Dataset records:
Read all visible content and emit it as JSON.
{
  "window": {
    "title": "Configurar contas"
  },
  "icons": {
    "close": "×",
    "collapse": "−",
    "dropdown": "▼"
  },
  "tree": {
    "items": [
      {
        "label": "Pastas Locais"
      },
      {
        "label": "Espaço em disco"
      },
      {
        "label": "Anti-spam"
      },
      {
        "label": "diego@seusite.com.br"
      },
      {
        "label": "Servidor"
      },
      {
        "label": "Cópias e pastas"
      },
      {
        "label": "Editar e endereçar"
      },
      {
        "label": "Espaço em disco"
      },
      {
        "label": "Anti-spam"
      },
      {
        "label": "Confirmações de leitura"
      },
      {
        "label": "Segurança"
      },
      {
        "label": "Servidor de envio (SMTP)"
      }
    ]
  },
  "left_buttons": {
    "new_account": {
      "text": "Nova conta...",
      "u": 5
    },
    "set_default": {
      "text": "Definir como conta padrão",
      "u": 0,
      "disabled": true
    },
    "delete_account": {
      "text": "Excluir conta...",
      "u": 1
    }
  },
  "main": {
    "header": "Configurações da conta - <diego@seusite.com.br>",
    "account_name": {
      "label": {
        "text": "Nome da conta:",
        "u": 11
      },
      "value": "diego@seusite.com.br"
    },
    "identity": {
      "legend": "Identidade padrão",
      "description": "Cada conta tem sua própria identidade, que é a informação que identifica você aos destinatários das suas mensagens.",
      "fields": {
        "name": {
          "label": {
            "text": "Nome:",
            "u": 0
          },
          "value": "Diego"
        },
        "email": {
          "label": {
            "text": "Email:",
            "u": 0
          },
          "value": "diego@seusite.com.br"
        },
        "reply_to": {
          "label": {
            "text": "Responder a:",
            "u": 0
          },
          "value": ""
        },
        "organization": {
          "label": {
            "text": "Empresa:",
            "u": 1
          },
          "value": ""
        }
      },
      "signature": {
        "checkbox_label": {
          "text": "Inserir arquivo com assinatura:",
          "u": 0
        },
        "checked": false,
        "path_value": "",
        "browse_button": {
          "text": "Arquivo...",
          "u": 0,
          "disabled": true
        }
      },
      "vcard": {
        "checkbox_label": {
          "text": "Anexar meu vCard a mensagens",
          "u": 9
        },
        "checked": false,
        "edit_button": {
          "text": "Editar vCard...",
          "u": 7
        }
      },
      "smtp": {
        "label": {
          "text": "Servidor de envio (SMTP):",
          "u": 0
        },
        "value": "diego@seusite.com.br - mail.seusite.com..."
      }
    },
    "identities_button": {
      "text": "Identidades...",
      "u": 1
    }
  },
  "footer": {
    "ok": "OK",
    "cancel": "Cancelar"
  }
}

> EXERCISE DESCRIPTION
Find how many lines include the string "padrão" and report that number alone.

> PROBLEM SOLUTION
2